Directions
Please change every "candle-body" in the records below to "candlestick-body" and leave everything else unchanged. Leave the pictures out of your answer.
##### Supplied data #####
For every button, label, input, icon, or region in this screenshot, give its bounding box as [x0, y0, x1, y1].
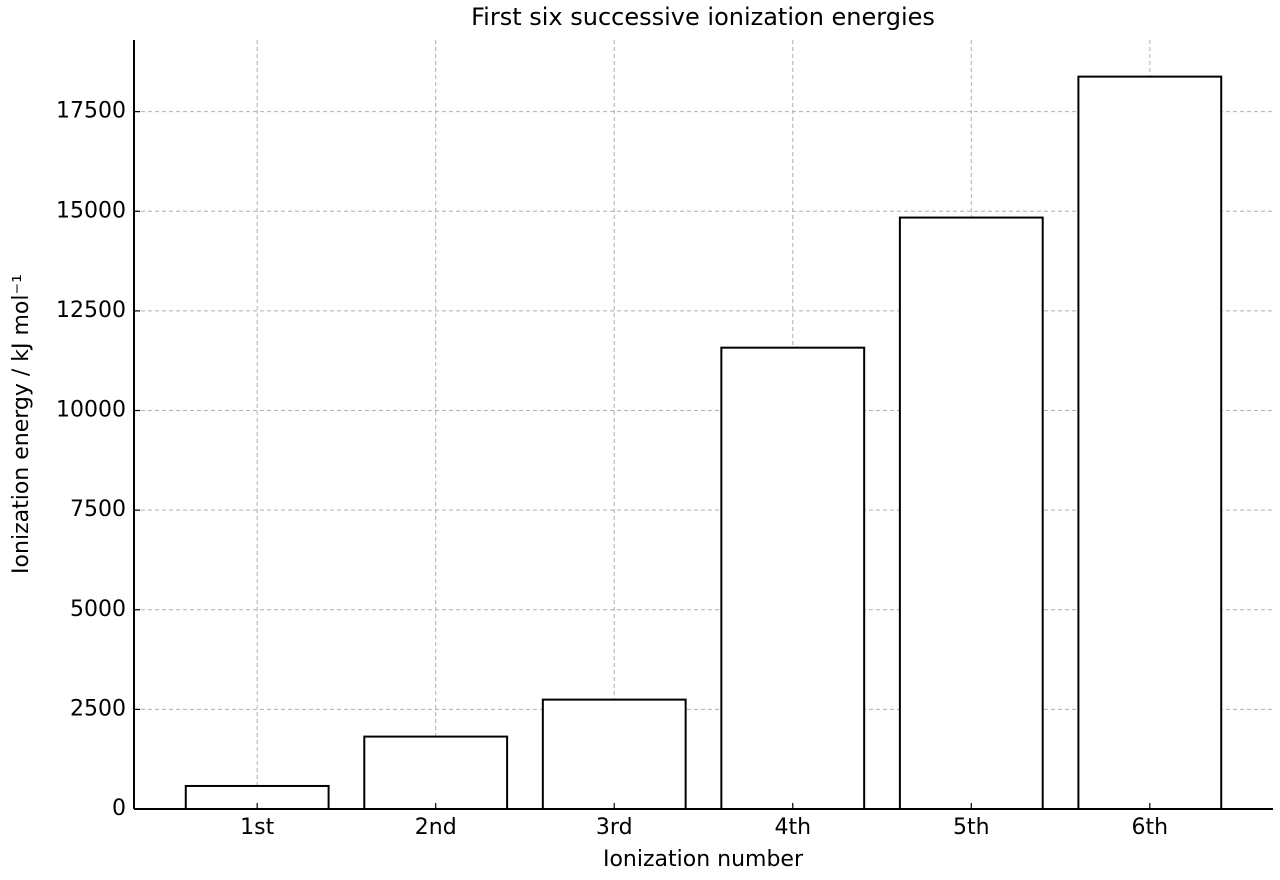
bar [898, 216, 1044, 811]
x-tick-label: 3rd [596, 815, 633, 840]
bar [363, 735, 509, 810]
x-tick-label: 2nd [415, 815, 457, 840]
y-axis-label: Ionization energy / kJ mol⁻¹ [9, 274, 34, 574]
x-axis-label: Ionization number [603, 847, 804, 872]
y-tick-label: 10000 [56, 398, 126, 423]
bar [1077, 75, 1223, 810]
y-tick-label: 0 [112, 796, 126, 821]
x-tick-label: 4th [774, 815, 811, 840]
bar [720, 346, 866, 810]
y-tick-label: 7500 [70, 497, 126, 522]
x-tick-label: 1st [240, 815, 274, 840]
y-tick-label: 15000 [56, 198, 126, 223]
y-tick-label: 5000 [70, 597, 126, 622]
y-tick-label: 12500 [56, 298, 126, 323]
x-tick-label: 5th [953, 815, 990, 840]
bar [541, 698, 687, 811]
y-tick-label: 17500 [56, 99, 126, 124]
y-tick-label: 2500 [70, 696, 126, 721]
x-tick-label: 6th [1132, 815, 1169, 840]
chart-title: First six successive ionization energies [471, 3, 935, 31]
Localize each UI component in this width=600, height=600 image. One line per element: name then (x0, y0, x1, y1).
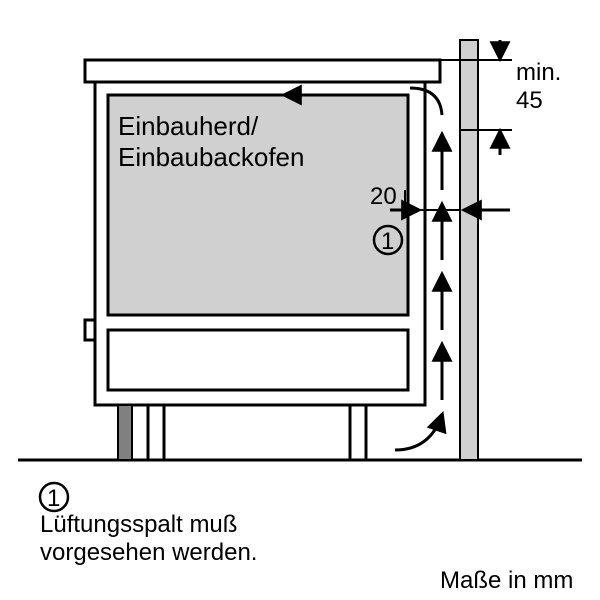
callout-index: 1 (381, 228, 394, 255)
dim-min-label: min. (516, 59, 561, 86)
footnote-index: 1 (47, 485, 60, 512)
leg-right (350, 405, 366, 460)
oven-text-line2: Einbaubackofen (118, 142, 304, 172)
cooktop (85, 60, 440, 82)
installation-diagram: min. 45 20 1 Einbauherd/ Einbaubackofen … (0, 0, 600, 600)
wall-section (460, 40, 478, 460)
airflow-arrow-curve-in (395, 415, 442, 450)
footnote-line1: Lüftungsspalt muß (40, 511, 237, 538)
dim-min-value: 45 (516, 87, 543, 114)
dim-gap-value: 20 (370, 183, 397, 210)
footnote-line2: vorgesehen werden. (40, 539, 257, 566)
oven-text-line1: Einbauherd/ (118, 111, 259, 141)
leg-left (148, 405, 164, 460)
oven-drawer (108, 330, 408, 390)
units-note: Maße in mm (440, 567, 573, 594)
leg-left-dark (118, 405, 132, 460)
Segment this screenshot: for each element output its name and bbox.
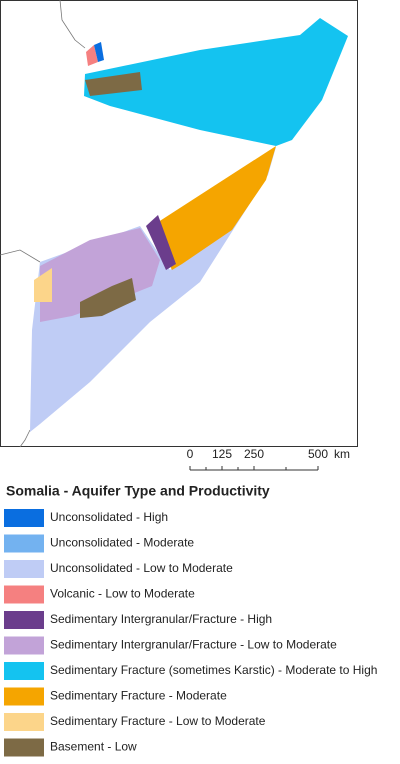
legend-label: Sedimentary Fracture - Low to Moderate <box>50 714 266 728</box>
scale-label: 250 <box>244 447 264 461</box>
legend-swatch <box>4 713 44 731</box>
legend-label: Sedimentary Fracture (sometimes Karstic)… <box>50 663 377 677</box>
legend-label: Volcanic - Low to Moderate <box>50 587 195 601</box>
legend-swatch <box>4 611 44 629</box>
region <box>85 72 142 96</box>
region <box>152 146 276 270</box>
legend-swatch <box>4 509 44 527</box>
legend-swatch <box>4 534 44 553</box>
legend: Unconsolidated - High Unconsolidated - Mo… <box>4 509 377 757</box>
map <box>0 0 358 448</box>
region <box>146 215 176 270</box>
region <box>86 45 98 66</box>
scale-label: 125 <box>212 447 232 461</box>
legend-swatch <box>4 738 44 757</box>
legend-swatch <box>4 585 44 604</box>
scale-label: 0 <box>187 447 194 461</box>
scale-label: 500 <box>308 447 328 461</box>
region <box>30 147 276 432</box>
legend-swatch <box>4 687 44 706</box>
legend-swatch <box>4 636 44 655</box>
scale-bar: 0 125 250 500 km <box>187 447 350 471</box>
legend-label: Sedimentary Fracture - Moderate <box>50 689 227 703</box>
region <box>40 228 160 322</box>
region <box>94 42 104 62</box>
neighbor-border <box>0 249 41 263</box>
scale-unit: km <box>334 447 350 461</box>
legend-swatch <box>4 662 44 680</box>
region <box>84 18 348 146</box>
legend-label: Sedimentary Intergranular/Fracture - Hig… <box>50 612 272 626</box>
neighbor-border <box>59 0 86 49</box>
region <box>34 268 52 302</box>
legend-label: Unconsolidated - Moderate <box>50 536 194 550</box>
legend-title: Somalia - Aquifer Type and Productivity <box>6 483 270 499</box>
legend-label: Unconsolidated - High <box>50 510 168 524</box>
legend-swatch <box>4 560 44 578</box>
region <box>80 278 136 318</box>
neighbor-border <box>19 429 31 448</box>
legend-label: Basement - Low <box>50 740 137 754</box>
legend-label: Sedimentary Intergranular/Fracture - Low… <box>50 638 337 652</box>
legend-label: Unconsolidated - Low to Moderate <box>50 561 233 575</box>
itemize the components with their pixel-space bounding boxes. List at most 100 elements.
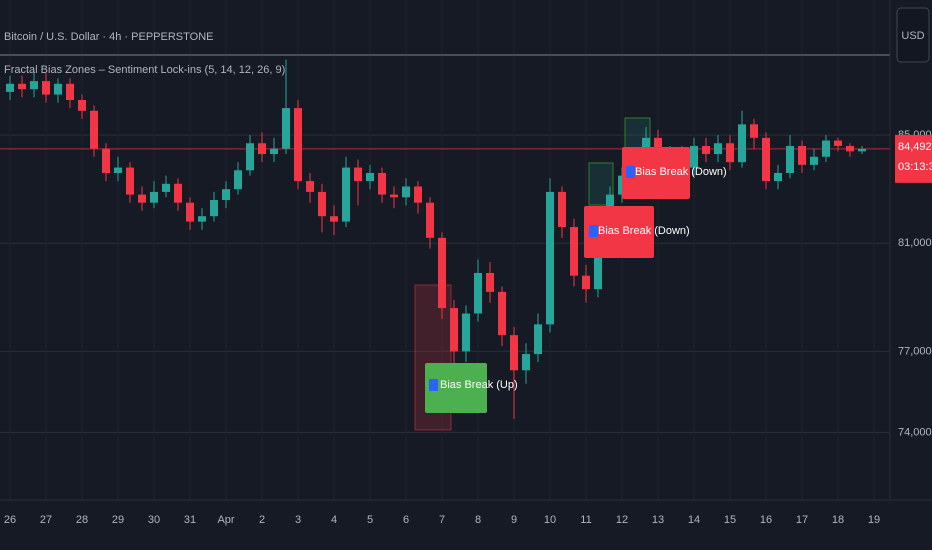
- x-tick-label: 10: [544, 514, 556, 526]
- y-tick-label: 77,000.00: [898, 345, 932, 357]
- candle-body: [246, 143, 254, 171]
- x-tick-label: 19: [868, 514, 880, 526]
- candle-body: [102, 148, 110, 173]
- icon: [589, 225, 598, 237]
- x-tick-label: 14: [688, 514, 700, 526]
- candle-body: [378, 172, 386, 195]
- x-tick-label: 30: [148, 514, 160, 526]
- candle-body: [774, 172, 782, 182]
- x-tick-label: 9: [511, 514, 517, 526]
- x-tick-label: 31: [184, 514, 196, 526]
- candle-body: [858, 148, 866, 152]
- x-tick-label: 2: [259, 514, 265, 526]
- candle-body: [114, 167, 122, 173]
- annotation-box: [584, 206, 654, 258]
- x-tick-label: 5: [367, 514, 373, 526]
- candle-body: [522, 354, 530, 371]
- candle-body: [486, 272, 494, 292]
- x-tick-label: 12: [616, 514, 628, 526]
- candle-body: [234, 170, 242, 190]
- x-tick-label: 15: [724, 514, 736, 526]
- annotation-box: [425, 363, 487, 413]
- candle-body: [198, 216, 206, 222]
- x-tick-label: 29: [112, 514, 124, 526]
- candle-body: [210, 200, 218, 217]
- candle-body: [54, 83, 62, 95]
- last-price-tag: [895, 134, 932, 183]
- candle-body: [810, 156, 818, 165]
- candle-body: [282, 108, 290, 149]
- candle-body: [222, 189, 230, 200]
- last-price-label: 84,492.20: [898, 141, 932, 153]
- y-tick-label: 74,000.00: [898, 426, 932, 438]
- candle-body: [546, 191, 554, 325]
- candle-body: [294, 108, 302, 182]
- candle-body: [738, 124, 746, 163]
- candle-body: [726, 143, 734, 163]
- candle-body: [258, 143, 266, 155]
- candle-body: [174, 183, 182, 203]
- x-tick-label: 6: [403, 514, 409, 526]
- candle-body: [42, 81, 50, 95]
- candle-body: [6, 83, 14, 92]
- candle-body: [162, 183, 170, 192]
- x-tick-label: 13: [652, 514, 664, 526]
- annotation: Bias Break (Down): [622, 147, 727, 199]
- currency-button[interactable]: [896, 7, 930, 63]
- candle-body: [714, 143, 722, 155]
#####
Result of the exercise
For every button, label, input, icon, or region in this screenshot, give its bounding box as [x0, y0, x1, y1].
bar [898, 216, 1044, 811]
x-tick-label: 3rd [596, 815, 633, 840]
bar [363, 735, 509, 810]
x-tick-label: 2nd [415, 815, 457, 840]
y-axis-label: Ionization energy / kJ mol⁻¹ [9, 274, 34, 574]
x-axis-label: Ionization number [603, 847, 804, 872]
y-tick-label: 10000 [56, 398, 126, 423]
bar [1077, 75, 1223, 810]
y-tick-label: 0 [112, 796, 126, 821]
x-tick-label: 4th [774, 815, 811, 840]
bar [720, 346, 866, 810]
y-tick-label: 7500 [70, 497, 126, 522]
x-tick-label: 1st [240, 815, 274, 840]
y-tick-label: 15000 [56, 198, 126, 223]
y-tick-label: 5000 [70, 597, 126, 622]
y-tick-label: 12500 [56, 298, 126, 323]
x-tick-label: 5th [953, 815, 990, 840]
bar [541, 698, 687, 811]
y-tick-label: 17500 [56, 99, 126, 124]
y-tick-label: 2500 [70, 696, 126, 721]
x-tick-label: 6th [1132, 815, 1169, 840]
chart-title: First six successive ionization energies [471, 3, 935, 31]
Localize each UI component in this width=600, height=600 image. One line per element: name then (x0, y0, x1, y1).
callout-index: 1 (381, 228, 394, 255)
dim-min-label: min. (516, 59, 561, 86)
footnote-index: 1 (47, 485, 60, 512)
leg-right (350, 405, 366, 460)
oven-text-line2: Einbaubackofen (118, 142, 304, 172)
cooktop (85, 60, 440, 82)
installation-diagram: min. 45 20 1 Einbauherd/ Einbaubackofen … (0, 0, 600, 600)
wall-section (460, 40, 478, 460)
airflow-arrow-curve-in (395, 415, 442, 450)
footnote-line1: Lüftungsspalt muß (40, 511, 237, 538)
dim-min-value: 45 (516, 87, 543, 114)
dim-gap-value: 20 (370, 183, 397, 210)
footnote-line2: vorgesehen werden. (40, 539, 257, 566)
oven-text-line1: Einbauherd/ (118, 111, 259, 141)
leg-left (148, 405, 164, 460)
oven-drawer (108, 330, 408, 390)
units-note: Maße in mm (440, 567, 573, 594)
leg-left-dark (118, 405, 132, 460)
Segment this screenshot: for each element output its name and bbox.
legend-label: Sedimentary Fracture - Low to Moderate <box>50 714 266 728</box>
scale-label: 250 <box>244 447 264 461</box>
legend-swatch <box>4 713 44 731</box>
legend-label: Sedimentary Fracture (sometimes Karstic)… <box>50 663 377 677</box>
legend-label: Volcanic - Low to Moderate <box>50 587 195 601</box>
legend-swatch <box>4 611 44 629</box>
region <box>85 72 142 96</box>
region <box>152 146 276 270</box>
legend-swatch <box>4 509 44 527</box>
legend-swatch <box>4 534 44 553</box>
legend: Unconsolidated - High Unconsolidated - Mo… <box>4 509 377 757</box>
map <box>0 0 358 448</box>
region <box>146 215 176 270</box>
region <box>86 45 98 66</box>
scale-label: 125 <box>212 447 232 461</box>
legend-swatch <box>4 738 44 757</box>
legend-swatch <box>4 585 44 604</box>
scale-label: 0 <box>187 447 194 461</box>
scale-label: 500 <box>308 447 328 461</box>
region <box>30 147 276 432</box>
legend-swatch <box>4 687 44 706</box>
legend-swatch <box>4 636 44 655</box>
scale-bar: 0 125 250 500 km <box>187 447 350 471</box>
legend-label: Sedimentary Fracture - Moderate <box>50 689 227 703</box>
region <box>40 228 160 322</box>
region <box>94 42 104 62</box>
neighbor-border <box>0 249 41 263</box>
scale-unit: km <box>334 447 350 461</box>
legend-swatch <box>4 662 44 680</box>
region <box>84 18 348 146</box>
legend-label: Sedimentary Intergranular/Fracture - Hig… <box>50 612 272 626</box>
neighbor-border <box>59 0 86 49</box>
region <box>34 268 52 302</box>
legend-label: Unconsolidated - Moderate <box>50 536 194 550</box>
legend-title: Somalia - Aquifer Type and Productivity <box>6 483 270 499</box>
legend-label: Unconsolidated - High <box>50 510 168 524</box>
legend-swatch <box>4 560 44 578</box>
region <box>80 278 136 318</box>
neighbor-border <box>19 429 31 448</box>
legend-label: Basement - Low <box>50 740 137 754</box>
legend-label: Sedimentary Intergranular/Fracture - Low… <box>50 638 337 652</box>
legend-label: Unconsolidated - Low to Moderate <box>50 561 233 575</box>
itemize the components with their pixel-space bounding boxes. List at most 100 elements.
- x-tick-label: 10: [544, 514, 556, 526]
- y-tick-label: 77,000.00: [898, 345, 932, 357]
- candlestick-body: [246, 143, 254, 171]
- x-tick-label: 19: [868, 514, 880, 526]
- candlestick-body: [102, 148, 110, 173]
- icon: [589, 225, 598, 237]
- x-tick-label: 14: [688, 514, 700, 526]
- candlestick-body: [378, 172, 386, 195]
- x-tick-label: 30: [148, 514, 160, 526]
- candlestick-body: [774, 172, 782, 182]
- x-tick-label: 9: [511, 514, 517, 526]
- x-tick-label: 31: [184, 514, 196, 526]
- candlestick-body: [858, 148, 866, 152]
- x-tick-label: 2: [259, 514, 265, 526]
- candlestick-body: [114, 167, 122, 173]
- annotation-box: [584, 206, 654, 258]
- x-tick-label: 5: [367, 514, 373, 526]
- candlestick-body: [522, 354, 530, 371]
- candlestick-body: [486, 272, 494, 292]
- x-tick-label: 12: [616, 514, 628, 526]
- candlestick-body: [234, 170, 242, 190]
- x-tick-label: 15: [724, 514, 736, 526]
- annotation-box: [425, 363, 487, 413]
- candlestick-body: [198, 216, 206, 222]
- x-tick-label: 29: [112, 514, 124, 526]
- candlestick-body: [210, 200, 218, 217]
- candlestick-body: [54, 83, 62, 95]
- last-price-tag: [895, 134, 932, 183]
- candlestick-body: [810, 156, 818, 165]
- candlestick-body: [282, 108, 290, 149]
- candlestick-body: [222, 189, 230, 200]
- last-price-label: 84,492.20: [898, 141, 932, 153]
- y-tick-label: 74,000.00: [898, 426, 932, 438]
- candlestick-body: [546, 191, 554, 325]
- candlestick-body: [294, 108, 302, 182]
- candlestick-body: [738, 124, 746, 163]
- candlestick-body: [726, 143, 734, 163]
- candlestick-body: [258, 143, 266, 155]
- candlestick-body: [174, 183, 182, 203]
- x-tick-label: 6: [403, 514, 409, 526]
- candlestick-body: [42, 81, 50, 95]
- candlestick-body: [6, 83, 14, 92]
- candlestick-body: [162, 183, 170, 192]
- x-tick-label: 13: [652, 514, 664, 526]
- annotation: Bias Break (Down): [622, 147, 727, 199]
- currency-button[interactable]: [896, 7, 930, 63]
- candlestick-body: [714, 143, 722, 155]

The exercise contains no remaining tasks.